BEGIN
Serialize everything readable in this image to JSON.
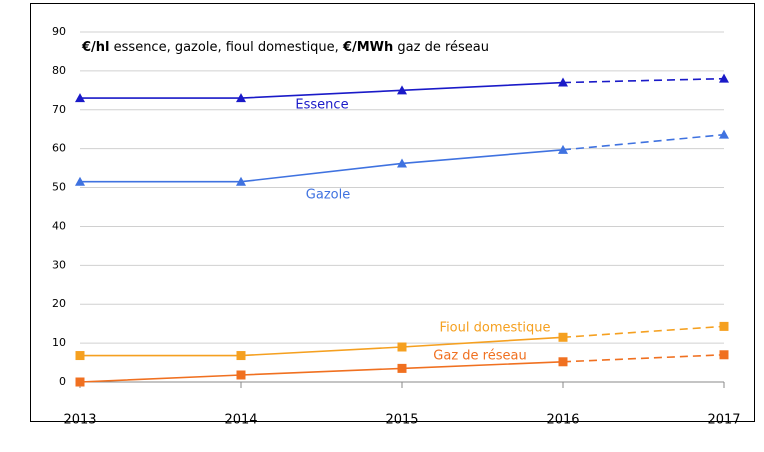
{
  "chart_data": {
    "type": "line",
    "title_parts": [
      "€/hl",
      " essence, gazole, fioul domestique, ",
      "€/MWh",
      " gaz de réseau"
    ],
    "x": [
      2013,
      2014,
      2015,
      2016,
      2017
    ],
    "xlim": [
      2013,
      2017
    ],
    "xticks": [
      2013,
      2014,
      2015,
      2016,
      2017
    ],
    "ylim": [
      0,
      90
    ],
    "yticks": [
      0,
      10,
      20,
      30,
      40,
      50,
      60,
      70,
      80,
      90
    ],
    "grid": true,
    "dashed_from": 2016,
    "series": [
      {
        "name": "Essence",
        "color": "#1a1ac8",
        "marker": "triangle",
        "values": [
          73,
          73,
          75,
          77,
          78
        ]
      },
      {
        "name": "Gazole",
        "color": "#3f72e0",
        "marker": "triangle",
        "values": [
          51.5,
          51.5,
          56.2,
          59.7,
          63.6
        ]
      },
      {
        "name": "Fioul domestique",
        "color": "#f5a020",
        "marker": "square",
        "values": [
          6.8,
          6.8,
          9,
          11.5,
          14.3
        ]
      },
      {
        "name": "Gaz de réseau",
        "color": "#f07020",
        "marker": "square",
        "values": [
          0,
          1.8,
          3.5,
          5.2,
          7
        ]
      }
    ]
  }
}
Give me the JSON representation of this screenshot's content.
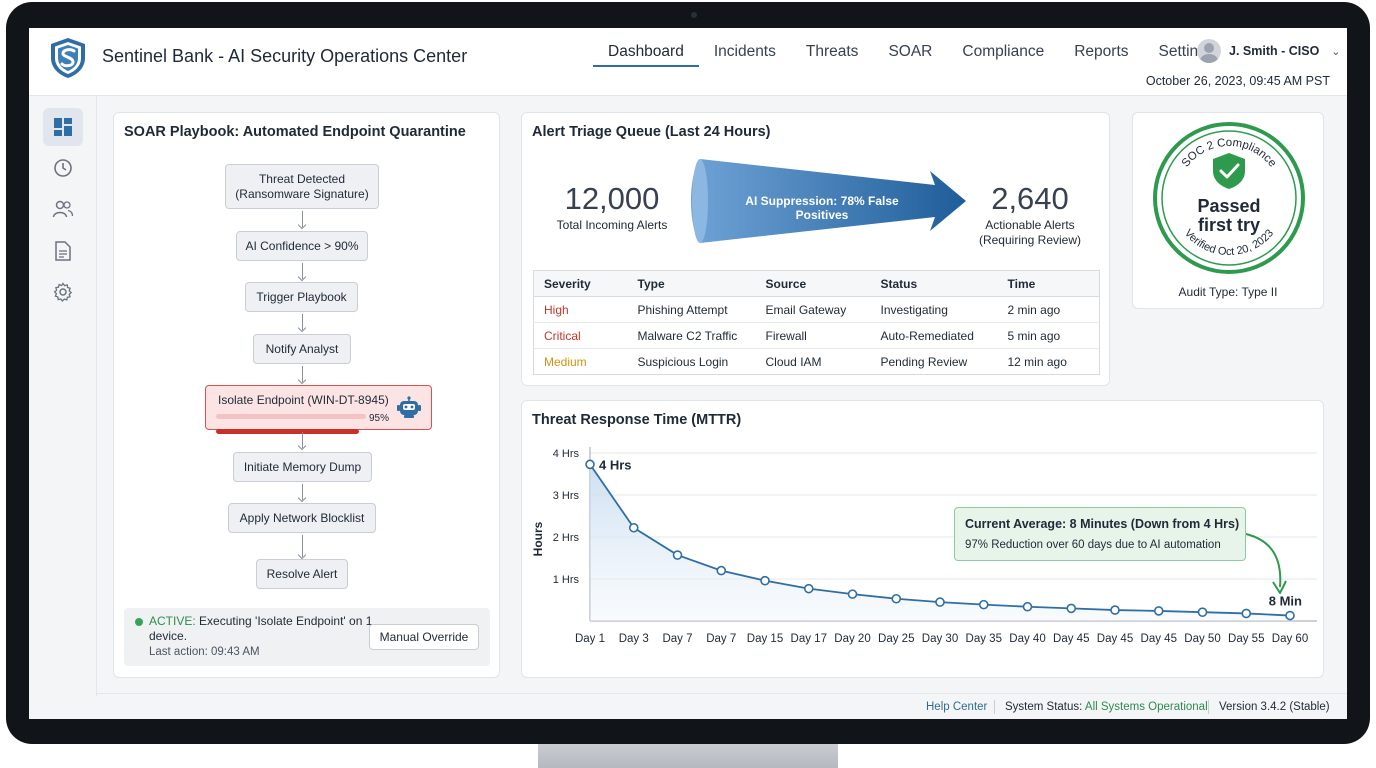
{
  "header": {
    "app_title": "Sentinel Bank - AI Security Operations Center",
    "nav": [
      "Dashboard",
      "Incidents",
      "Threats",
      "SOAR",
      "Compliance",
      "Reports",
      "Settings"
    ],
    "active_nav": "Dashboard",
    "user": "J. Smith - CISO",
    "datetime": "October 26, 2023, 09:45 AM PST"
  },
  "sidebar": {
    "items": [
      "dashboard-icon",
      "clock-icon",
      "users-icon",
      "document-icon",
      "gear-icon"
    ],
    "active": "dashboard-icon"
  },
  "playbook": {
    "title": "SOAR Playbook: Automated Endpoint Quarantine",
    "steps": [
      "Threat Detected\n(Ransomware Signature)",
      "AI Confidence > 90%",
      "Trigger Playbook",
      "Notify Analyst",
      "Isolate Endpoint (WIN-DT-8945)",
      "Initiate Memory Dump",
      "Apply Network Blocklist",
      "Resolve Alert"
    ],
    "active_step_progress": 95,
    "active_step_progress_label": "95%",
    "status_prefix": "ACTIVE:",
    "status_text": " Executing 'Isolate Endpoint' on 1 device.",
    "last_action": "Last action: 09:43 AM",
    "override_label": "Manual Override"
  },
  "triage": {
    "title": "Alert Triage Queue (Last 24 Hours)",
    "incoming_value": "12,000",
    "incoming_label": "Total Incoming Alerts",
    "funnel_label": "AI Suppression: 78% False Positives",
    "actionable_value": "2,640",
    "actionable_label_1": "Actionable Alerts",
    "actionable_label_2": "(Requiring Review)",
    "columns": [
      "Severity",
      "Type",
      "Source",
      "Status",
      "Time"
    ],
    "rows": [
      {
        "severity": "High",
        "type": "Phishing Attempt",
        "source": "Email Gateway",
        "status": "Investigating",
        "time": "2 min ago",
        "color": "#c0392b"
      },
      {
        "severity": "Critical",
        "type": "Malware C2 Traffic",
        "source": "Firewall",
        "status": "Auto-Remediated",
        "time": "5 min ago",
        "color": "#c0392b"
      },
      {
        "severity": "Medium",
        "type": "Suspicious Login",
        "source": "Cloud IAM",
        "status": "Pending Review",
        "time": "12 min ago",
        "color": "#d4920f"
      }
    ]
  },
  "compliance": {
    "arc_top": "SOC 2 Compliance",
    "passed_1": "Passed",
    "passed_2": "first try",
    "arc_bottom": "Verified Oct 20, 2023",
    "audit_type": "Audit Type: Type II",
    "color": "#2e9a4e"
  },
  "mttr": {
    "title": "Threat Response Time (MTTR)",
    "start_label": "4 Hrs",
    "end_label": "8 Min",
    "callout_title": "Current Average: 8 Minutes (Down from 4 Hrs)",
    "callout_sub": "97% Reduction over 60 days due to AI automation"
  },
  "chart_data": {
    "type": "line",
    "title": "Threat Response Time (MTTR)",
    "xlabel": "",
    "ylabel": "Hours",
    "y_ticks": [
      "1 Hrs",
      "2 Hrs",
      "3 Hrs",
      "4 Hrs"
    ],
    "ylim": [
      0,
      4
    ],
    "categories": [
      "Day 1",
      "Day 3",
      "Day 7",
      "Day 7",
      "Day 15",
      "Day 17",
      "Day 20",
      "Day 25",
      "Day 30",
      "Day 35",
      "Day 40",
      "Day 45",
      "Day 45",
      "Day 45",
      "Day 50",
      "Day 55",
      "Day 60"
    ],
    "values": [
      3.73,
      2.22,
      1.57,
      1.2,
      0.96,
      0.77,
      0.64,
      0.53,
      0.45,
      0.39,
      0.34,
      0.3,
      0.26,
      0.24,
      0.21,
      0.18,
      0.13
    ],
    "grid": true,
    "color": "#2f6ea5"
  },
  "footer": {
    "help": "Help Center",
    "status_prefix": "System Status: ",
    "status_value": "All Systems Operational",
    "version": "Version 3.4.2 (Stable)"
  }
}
END
BEGIN
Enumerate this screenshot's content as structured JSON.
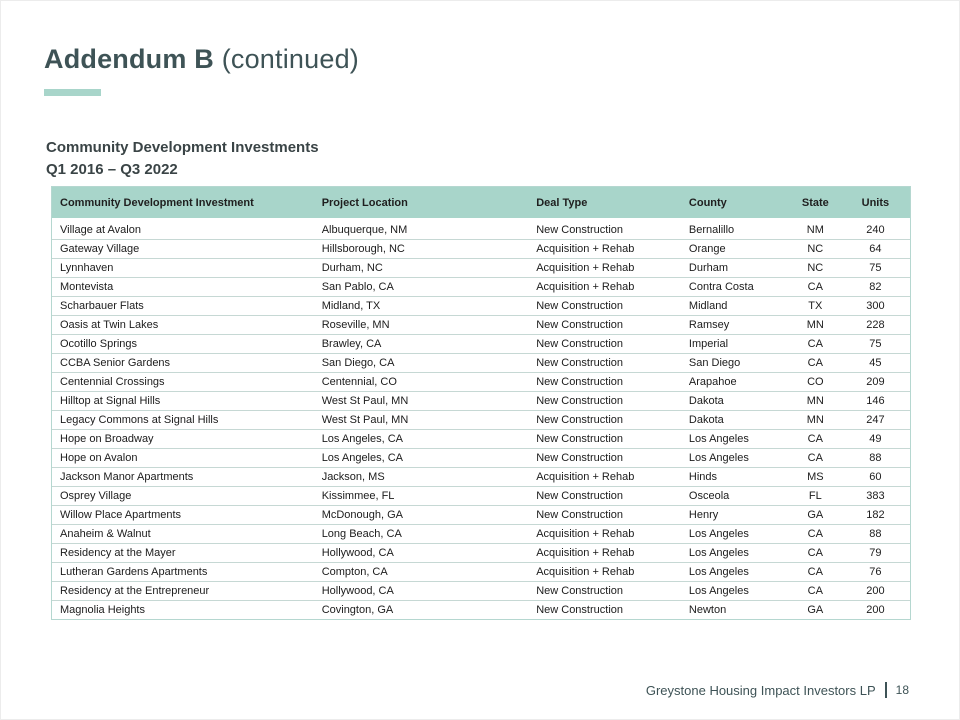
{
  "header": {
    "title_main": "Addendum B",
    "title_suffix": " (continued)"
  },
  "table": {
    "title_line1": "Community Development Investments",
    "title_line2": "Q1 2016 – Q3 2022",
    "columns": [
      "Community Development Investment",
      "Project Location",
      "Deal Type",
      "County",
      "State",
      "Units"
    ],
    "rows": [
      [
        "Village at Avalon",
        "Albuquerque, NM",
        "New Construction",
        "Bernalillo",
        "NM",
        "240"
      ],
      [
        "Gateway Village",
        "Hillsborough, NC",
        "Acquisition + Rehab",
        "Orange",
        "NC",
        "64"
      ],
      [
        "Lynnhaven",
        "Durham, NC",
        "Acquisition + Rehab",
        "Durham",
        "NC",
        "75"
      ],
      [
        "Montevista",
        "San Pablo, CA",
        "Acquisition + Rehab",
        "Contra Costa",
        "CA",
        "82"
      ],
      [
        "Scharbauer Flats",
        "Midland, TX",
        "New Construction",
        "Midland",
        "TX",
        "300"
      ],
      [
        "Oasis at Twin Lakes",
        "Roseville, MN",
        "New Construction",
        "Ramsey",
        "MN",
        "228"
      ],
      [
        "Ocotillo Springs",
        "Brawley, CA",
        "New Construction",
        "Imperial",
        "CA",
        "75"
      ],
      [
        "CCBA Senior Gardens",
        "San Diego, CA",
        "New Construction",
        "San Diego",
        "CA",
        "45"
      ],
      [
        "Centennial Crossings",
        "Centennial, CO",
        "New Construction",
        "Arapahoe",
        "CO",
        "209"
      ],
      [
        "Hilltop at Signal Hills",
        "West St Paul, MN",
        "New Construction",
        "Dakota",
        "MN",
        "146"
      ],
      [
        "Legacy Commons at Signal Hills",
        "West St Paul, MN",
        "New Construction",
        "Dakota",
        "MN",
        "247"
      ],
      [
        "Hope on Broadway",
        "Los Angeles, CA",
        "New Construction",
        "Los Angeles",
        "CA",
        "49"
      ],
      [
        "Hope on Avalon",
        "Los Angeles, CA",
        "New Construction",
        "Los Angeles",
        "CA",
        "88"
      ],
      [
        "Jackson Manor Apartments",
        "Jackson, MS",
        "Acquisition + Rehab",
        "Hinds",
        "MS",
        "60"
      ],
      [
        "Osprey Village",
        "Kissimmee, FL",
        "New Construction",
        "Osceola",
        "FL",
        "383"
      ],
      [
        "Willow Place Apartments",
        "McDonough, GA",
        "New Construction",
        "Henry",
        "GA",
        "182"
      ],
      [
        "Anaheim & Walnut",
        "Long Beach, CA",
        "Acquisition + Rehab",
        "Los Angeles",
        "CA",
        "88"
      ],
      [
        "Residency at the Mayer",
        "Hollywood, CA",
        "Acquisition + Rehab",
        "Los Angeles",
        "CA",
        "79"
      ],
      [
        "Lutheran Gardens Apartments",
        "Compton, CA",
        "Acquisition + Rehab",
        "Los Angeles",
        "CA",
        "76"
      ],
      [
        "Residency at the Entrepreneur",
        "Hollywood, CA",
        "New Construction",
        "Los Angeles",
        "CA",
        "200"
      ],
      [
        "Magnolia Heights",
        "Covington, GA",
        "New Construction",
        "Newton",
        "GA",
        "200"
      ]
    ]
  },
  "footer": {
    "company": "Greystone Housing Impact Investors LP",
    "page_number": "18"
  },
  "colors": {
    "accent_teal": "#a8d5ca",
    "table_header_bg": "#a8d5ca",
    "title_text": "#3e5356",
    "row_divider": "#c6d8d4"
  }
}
END
- _EXERCISE DESCRIPTION_: Look through the entries above; copy each line where the string "this" appears.

- _THE ANSWER_:
Serialize everything readable in this image to JSON.
Give me the JSON representation of this screenshot's content.
Enumerate this screenshot's content as structured JSON.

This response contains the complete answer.